#### [DATA ROWS]
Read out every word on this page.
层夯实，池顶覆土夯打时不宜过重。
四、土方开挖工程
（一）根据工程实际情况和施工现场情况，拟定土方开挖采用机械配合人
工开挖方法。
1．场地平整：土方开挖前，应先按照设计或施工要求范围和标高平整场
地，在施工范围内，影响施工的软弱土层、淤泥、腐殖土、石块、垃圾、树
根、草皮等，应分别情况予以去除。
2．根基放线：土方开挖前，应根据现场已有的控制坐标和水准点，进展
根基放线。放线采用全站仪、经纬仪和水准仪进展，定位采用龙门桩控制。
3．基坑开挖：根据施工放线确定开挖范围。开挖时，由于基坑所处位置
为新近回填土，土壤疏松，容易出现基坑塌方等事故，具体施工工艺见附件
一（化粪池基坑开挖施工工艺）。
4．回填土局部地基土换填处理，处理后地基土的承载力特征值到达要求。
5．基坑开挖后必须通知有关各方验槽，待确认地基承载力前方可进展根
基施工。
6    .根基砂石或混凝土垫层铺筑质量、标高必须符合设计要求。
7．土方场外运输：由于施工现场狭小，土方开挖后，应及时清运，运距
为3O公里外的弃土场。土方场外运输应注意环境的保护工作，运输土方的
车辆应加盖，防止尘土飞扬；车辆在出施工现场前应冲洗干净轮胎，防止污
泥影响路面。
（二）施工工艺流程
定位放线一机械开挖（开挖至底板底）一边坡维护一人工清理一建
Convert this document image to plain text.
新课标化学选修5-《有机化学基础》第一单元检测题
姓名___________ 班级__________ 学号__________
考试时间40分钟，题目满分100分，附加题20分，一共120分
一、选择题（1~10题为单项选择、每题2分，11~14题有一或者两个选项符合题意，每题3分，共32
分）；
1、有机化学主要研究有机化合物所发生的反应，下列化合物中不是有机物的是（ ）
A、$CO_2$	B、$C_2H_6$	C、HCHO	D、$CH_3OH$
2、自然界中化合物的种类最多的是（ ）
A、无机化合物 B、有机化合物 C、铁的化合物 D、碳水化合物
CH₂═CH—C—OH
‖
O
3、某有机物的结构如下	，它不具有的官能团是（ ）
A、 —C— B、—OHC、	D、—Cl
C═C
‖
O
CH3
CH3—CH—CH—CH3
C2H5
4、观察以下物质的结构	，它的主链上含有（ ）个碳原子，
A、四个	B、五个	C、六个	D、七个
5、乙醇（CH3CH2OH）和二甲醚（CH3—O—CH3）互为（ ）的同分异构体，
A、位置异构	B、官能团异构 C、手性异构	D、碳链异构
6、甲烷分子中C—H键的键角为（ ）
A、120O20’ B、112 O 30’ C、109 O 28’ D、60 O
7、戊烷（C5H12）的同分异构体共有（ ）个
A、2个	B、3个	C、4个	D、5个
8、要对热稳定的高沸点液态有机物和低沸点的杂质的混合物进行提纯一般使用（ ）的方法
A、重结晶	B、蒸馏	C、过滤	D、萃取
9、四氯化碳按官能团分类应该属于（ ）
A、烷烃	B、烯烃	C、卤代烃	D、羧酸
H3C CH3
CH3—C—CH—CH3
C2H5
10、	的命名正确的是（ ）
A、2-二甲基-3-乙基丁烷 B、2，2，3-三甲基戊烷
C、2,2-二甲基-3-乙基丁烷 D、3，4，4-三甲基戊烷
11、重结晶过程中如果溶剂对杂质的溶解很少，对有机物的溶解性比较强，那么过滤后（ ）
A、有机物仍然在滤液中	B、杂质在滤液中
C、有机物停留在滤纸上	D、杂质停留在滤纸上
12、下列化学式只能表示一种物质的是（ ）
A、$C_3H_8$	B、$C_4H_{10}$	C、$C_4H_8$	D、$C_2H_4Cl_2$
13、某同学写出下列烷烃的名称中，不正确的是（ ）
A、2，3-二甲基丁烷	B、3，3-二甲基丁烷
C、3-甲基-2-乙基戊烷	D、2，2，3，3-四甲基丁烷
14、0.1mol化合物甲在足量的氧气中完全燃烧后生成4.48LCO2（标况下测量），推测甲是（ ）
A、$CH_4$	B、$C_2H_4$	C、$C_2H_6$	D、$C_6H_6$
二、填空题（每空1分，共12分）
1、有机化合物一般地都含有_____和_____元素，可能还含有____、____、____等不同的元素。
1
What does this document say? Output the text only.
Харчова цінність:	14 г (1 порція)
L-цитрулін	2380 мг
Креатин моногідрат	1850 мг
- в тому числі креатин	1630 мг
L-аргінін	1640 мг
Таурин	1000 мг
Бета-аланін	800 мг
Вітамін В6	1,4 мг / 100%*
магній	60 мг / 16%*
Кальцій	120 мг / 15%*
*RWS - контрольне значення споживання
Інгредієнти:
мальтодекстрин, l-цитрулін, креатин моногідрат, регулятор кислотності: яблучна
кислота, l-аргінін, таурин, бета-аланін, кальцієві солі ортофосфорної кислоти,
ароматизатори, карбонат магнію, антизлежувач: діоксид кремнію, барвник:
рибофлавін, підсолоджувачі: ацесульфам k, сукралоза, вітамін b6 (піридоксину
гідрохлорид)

#### [DO THIS]
Each line in the data that holds the string "document" should be found and copied.

#### [TASK ANSWER]
Convert this document image to plain text.
What does this document say? Output the text only.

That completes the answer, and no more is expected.